__GOAL OF THE EXERCISE__
Can you pull out each line of the data below that includes the word "云南民族大学"?

__AVAILABLE DATA__
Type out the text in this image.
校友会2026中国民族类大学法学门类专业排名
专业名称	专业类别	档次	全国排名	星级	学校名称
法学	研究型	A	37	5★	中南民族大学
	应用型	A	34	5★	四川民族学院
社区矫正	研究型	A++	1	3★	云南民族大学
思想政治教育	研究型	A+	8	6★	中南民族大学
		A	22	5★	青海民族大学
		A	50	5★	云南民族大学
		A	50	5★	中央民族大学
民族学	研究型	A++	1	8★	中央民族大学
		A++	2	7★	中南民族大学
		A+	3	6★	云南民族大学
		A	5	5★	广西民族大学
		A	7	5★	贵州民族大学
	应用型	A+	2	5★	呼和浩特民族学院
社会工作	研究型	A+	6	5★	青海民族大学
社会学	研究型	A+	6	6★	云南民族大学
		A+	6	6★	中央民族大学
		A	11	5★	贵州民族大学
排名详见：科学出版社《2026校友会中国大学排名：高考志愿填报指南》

...

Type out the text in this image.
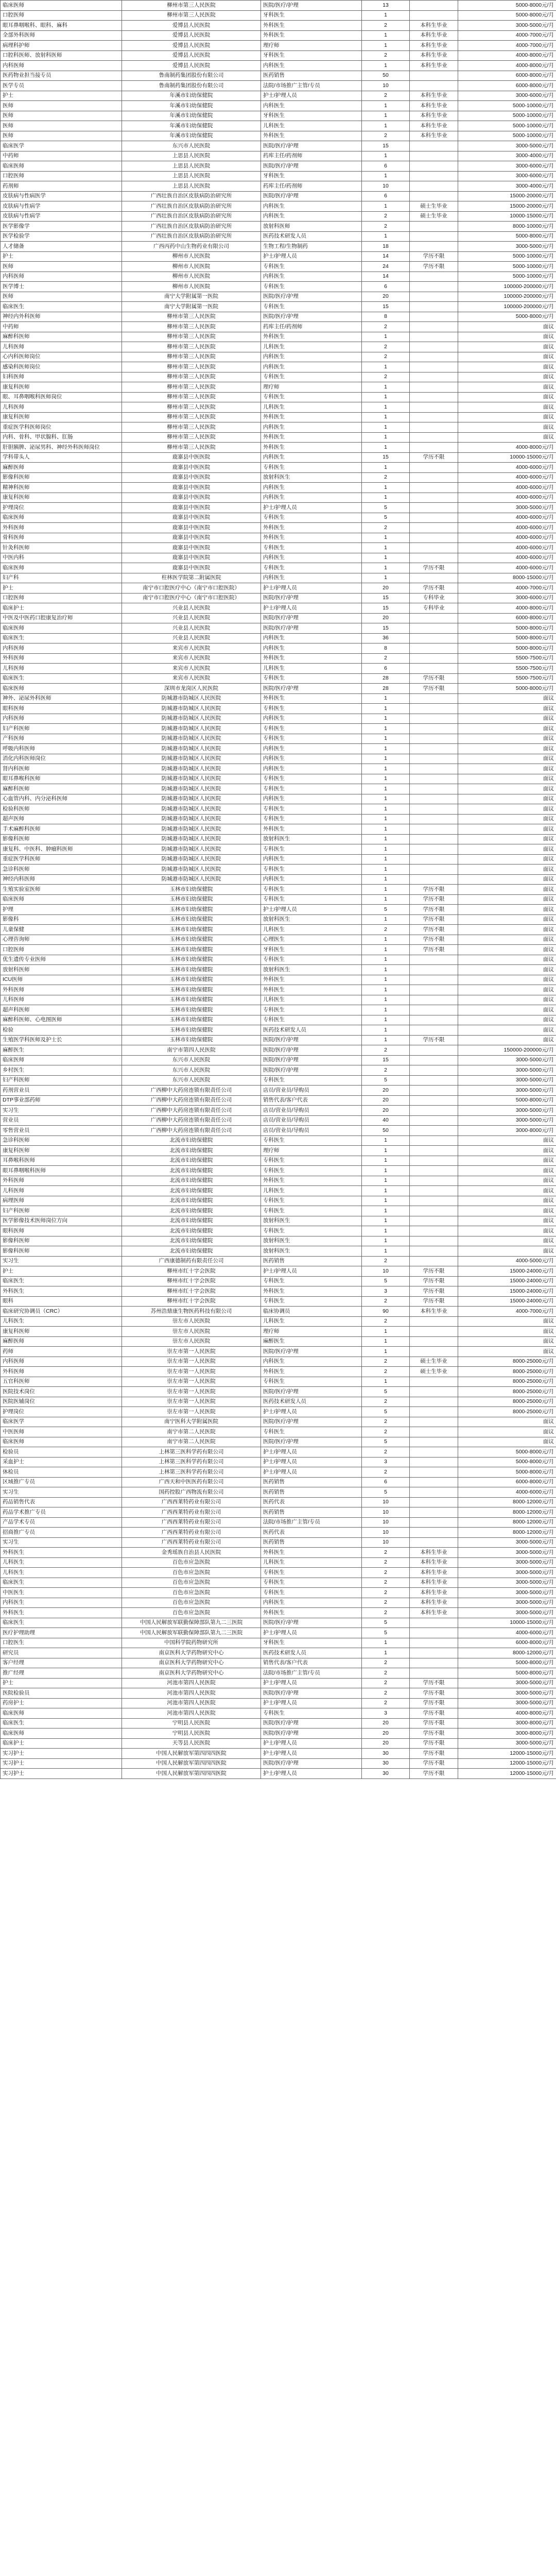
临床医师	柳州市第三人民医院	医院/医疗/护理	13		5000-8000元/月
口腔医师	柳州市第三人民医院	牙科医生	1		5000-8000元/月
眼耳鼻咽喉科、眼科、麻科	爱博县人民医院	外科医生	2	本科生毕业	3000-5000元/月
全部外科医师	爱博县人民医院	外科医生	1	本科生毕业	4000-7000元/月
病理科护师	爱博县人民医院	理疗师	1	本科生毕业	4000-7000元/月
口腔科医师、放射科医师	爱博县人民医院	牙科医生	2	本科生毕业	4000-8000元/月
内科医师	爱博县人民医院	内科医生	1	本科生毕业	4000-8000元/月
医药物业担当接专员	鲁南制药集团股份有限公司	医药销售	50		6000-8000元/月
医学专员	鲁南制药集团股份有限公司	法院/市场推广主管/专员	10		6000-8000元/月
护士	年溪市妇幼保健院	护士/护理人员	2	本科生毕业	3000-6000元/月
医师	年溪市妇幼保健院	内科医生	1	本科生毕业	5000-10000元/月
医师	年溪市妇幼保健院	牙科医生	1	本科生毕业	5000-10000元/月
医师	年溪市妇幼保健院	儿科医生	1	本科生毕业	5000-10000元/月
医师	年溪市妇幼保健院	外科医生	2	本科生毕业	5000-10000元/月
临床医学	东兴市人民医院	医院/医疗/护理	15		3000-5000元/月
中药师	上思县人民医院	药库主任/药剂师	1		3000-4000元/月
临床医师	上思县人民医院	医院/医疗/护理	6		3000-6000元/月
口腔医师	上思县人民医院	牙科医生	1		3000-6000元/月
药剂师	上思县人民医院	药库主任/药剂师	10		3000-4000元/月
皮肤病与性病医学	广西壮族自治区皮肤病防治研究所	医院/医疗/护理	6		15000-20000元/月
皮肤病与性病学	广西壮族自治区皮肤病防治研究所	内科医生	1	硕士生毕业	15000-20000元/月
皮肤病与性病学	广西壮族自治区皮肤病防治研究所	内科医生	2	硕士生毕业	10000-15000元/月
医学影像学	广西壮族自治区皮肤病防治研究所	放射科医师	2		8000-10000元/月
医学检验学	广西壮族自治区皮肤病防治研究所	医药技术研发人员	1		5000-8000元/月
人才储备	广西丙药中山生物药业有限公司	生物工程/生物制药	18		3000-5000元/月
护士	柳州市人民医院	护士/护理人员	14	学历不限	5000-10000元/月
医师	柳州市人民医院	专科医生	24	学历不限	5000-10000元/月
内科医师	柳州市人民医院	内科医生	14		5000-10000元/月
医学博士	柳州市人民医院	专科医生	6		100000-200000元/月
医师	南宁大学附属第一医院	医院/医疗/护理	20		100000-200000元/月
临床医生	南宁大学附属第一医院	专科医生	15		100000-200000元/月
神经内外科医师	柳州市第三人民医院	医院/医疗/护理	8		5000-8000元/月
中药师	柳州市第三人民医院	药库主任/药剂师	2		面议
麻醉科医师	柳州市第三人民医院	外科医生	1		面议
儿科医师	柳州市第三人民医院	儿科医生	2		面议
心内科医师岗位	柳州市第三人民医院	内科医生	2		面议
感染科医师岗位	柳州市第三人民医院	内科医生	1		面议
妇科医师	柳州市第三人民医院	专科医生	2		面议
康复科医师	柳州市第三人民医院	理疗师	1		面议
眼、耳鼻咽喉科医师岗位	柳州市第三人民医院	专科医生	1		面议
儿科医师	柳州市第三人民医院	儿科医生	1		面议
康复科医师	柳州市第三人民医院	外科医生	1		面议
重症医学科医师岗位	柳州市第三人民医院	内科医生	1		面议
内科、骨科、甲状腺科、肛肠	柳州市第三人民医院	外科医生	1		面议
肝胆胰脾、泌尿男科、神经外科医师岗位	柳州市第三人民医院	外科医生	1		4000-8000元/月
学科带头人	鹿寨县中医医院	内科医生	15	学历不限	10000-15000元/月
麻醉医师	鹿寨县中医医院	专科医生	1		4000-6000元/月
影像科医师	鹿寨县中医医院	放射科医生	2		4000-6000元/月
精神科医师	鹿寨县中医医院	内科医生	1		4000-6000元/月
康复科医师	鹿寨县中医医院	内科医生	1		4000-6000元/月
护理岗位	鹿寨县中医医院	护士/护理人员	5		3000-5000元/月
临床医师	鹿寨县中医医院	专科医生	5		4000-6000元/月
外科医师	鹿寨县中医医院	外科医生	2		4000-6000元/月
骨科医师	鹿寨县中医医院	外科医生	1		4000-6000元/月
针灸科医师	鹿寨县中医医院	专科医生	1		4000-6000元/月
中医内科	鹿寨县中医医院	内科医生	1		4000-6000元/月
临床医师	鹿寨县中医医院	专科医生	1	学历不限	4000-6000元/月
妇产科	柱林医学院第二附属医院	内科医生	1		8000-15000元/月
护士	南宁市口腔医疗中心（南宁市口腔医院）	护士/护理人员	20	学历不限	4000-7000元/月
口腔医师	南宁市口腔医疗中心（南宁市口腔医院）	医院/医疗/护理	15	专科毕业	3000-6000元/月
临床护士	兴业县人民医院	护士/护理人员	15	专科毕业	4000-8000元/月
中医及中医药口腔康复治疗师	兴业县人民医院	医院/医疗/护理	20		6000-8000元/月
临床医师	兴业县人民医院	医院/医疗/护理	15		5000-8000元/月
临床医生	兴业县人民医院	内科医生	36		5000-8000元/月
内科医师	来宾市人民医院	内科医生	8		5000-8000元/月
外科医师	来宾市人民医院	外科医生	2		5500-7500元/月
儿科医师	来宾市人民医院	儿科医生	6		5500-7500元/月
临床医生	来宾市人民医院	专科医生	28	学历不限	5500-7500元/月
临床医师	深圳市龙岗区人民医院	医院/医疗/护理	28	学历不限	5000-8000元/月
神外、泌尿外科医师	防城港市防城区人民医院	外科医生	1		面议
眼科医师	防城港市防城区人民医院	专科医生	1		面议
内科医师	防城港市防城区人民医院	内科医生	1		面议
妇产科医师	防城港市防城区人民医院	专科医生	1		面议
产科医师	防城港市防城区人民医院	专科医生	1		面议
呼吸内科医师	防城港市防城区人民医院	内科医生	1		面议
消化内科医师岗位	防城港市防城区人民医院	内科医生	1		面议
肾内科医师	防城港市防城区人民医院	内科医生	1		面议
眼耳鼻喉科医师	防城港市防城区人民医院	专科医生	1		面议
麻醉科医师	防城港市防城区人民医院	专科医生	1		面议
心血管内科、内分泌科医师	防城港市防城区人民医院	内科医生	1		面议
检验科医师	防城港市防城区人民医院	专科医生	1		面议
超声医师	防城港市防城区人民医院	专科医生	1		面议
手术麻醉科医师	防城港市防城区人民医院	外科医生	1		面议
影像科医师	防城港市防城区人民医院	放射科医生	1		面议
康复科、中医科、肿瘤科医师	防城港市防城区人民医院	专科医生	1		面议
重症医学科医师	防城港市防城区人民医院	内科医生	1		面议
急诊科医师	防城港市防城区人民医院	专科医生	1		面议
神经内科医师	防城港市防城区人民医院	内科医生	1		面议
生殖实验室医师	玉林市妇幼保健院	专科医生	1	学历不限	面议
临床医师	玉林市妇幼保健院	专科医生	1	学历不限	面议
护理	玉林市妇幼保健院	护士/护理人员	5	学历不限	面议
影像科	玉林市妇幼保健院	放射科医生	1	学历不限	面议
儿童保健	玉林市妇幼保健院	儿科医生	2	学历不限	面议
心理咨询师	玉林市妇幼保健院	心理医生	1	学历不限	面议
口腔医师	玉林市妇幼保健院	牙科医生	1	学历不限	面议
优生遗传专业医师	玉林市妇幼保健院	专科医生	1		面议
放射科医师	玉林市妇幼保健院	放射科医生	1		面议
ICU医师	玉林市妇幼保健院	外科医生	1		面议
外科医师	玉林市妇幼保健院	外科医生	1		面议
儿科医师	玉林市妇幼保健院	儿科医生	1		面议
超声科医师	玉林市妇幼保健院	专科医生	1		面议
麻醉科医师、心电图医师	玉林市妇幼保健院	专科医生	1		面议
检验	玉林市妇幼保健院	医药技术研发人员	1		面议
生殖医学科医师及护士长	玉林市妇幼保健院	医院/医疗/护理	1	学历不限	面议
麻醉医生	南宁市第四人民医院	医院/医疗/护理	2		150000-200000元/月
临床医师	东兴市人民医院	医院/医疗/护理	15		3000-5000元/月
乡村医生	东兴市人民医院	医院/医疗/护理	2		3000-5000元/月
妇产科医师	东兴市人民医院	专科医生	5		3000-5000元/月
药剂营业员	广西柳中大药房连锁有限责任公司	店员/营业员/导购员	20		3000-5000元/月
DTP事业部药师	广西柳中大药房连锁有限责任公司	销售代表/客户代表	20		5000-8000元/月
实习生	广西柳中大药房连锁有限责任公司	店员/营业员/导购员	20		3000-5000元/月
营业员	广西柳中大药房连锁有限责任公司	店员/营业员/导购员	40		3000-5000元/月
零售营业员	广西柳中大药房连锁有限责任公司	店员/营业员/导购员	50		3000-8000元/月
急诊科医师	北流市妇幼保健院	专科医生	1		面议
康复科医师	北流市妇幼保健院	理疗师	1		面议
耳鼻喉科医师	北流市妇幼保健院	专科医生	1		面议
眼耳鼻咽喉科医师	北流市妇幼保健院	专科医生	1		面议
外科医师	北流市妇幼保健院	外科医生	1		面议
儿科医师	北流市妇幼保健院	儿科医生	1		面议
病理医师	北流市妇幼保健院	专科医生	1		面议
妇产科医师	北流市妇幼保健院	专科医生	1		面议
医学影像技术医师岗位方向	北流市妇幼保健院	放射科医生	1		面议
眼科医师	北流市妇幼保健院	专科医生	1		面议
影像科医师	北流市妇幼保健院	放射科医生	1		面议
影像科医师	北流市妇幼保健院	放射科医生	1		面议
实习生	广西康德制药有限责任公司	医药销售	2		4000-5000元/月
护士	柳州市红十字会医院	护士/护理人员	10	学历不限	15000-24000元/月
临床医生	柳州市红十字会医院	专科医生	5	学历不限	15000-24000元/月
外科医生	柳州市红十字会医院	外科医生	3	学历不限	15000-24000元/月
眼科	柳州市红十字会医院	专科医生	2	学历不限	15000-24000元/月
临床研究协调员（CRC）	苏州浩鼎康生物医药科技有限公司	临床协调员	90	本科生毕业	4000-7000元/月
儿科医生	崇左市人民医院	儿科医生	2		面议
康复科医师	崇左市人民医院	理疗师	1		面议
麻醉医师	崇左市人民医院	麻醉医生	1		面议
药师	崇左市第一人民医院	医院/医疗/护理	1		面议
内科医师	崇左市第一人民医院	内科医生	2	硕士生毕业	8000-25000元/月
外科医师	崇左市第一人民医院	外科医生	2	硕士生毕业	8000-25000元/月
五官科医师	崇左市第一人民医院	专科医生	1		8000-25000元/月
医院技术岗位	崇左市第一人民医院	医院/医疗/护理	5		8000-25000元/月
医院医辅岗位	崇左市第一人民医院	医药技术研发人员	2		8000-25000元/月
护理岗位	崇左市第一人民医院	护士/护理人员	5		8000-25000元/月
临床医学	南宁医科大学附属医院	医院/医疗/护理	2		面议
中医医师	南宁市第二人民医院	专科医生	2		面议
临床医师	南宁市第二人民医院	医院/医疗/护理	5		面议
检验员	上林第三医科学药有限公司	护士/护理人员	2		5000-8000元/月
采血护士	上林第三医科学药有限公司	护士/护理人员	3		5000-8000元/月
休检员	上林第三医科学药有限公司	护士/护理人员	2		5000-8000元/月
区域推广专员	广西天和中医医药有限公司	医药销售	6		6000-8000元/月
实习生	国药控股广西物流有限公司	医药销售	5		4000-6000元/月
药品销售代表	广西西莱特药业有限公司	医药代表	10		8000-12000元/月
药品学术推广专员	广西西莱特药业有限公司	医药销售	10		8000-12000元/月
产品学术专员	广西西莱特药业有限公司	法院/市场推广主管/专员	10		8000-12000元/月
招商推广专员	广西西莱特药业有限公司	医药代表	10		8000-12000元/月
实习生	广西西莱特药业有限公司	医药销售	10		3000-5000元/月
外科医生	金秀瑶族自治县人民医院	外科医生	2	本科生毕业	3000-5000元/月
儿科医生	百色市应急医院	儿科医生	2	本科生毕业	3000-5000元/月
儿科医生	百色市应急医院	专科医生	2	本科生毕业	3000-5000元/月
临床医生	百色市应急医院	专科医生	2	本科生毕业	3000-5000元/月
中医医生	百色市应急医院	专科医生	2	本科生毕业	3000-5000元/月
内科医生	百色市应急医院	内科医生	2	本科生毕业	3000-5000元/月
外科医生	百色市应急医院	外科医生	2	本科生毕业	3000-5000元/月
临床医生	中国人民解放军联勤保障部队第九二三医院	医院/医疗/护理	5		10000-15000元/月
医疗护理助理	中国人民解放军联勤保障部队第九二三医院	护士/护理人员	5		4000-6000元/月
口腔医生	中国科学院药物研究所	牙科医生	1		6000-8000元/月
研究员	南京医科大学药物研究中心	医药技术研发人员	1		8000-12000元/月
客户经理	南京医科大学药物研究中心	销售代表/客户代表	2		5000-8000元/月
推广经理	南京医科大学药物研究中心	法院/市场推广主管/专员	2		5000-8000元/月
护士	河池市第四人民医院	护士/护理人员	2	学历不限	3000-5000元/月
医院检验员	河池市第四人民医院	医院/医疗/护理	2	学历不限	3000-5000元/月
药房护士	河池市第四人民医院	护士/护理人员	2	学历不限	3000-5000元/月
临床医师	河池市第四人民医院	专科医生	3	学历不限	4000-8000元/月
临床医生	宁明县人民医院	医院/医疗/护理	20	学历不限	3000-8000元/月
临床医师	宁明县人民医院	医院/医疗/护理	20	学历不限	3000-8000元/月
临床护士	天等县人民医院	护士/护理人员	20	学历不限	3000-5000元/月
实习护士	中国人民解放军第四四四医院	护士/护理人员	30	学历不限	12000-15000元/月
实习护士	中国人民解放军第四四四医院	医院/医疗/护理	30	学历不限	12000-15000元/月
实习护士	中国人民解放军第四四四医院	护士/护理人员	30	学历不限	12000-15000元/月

__ANSWER TO THIS TASK__
社区矫正	研究型	A++	1	3★	云南民族大学
		A	50	5★	云南民族大学
		A+	3	6★	云南民族大学
社会学	研究型	A+	6	6★	云南民族大学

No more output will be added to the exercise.